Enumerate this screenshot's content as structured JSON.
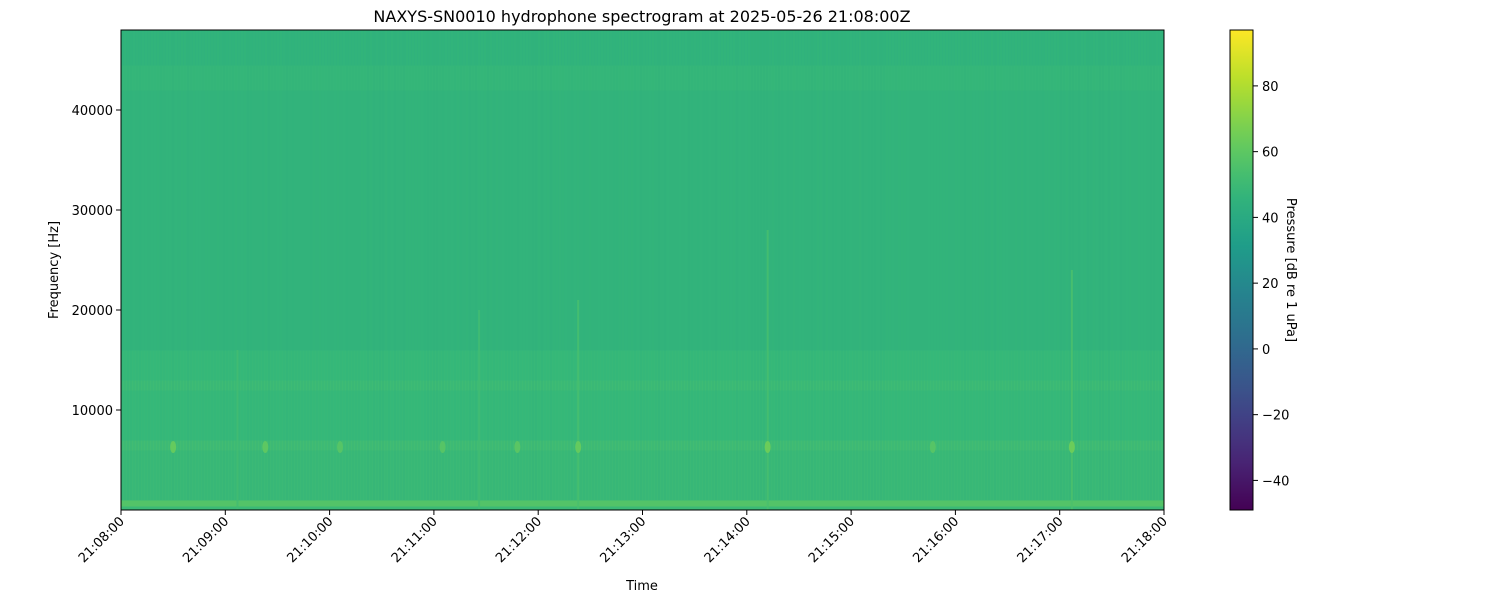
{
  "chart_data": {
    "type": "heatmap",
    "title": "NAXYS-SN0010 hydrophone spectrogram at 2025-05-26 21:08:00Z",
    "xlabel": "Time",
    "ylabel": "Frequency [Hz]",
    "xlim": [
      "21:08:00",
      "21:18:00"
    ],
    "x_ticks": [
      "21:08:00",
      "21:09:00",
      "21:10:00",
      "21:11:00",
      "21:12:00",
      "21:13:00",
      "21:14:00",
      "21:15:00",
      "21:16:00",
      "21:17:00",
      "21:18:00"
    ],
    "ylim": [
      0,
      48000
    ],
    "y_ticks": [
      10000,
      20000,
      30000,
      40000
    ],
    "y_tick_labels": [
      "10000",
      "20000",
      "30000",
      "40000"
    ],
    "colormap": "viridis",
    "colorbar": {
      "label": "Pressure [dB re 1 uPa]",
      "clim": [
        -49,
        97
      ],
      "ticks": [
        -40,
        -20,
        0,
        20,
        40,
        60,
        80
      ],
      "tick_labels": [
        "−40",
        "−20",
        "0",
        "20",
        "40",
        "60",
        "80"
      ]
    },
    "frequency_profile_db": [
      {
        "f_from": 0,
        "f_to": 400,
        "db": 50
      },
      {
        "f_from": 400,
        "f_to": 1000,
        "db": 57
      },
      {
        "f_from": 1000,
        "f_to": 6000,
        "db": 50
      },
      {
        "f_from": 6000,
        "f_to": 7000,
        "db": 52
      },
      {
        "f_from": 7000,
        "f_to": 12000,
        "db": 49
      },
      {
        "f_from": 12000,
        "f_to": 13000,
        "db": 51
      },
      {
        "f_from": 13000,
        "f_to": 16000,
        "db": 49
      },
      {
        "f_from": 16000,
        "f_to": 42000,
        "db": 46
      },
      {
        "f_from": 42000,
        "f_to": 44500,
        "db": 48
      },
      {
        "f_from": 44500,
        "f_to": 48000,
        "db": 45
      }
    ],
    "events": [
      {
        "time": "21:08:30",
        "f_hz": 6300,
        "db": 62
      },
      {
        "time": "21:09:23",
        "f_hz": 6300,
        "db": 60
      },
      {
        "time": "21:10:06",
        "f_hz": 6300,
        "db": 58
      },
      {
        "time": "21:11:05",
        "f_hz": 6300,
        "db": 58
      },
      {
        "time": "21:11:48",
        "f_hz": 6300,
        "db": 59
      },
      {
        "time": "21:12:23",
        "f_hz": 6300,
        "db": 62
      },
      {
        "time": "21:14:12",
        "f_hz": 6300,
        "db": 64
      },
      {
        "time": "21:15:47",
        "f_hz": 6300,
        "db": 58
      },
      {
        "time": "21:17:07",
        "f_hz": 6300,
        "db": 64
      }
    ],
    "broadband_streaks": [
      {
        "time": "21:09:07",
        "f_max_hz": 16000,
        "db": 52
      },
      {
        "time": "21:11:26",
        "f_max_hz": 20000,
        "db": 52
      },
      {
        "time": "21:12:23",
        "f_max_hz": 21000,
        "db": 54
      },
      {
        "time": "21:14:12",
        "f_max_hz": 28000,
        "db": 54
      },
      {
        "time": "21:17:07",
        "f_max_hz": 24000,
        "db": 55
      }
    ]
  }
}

* * *

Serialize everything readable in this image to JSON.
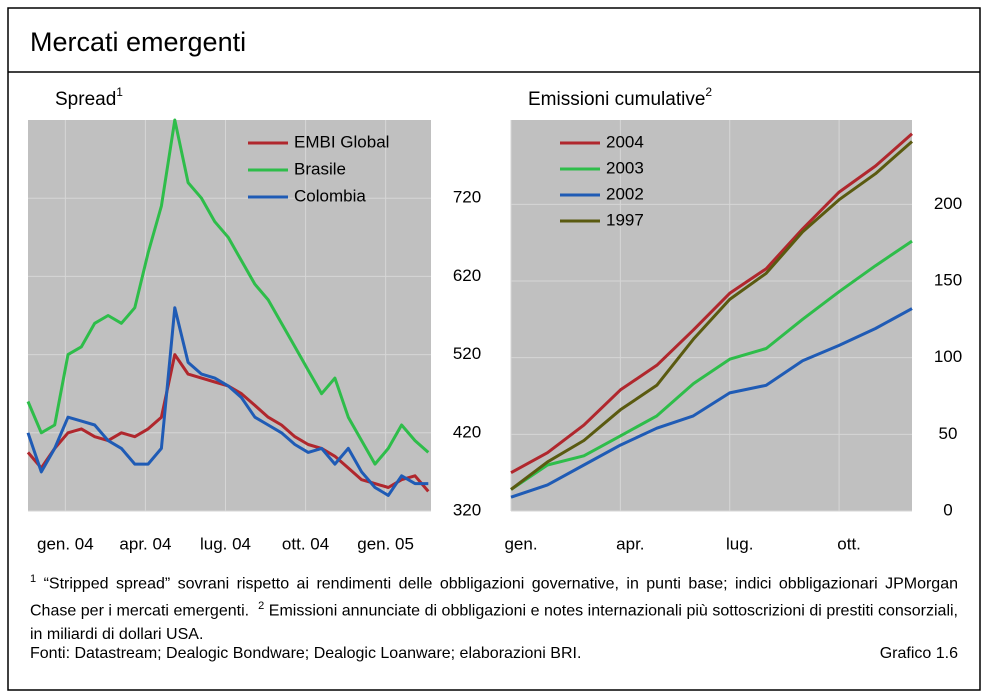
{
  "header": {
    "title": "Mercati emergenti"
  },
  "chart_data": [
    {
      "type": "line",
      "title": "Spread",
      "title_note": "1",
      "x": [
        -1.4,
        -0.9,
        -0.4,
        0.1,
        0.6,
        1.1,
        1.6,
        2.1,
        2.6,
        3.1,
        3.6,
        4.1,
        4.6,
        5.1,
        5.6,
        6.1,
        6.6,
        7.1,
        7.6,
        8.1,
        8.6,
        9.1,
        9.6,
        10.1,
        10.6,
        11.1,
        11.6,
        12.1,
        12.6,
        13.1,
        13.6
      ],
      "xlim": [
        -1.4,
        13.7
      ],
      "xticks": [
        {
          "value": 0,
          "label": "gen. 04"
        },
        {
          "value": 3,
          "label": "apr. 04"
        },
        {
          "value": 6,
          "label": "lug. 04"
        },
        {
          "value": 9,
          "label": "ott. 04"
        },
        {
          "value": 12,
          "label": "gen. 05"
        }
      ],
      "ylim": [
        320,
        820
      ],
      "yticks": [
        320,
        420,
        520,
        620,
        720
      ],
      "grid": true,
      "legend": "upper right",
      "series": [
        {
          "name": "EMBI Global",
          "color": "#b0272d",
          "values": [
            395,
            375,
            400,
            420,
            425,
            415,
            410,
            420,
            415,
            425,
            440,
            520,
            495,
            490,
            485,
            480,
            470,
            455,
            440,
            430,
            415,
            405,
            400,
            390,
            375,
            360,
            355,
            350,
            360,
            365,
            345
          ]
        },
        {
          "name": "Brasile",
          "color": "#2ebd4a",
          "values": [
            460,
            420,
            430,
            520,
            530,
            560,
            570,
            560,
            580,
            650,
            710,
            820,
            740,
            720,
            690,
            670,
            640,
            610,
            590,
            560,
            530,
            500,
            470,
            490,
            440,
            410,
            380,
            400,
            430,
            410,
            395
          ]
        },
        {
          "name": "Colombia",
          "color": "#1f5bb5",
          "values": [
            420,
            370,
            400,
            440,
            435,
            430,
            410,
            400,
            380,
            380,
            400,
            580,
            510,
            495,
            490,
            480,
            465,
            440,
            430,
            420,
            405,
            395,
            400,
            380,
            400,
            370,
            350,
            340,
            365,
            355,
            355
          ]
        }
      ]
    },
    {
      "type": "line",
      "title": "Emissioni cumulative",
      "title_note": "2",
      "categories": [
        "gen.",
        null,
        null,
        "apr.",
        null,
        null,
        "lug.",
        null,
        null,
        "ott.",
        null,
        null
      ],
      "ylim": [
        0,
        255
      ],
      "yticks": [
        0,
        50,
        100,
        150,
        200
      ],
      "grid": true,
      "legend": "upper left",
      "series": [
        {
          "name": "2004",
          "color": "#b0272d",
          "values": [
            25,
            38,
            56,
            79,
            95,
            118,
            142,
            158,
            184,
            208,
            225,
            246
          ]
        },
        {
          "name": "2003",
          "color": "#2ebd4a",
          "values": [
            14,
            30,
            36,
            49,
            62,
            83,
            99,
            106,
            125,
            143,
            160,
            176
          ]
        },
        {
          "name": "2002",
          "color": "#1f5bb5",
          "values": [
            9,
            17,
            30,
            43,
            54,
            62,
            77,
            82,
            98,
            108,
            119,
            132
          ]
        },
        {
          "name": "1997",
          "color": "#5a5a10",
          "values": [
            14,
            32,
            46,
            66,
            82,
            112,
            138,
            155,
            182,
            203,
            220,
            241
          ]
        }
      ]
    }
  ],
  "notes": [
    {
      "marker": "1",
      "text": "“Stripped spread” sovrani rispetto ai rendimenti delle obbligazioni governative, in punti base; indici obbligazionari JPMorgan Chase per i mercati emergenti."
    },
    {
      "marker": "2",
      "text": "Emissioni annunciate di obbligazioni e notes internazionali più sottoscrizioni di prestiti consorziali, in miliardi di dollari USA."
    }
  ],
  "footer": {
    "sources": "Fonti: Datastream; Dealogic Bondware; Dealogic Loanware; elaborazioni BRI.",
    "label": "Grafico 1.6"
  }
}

SET EXERCISE: Only lines with the word "obbligazioni" are wanted, so copy each one from the records.

FULL OUTPUT:
      "text": "“Stripped spread” sovrani rispetto ai rendimenti delle obbligazioni governative, in punti base; indici obbligazionari JPMorgan Chase per i mercati emergenti."
      "text": "Emissioni annunciate di obbligazioni e notes internazionali più sottoscrizioni di prestiti consorziali, in miliardi di dollari USA."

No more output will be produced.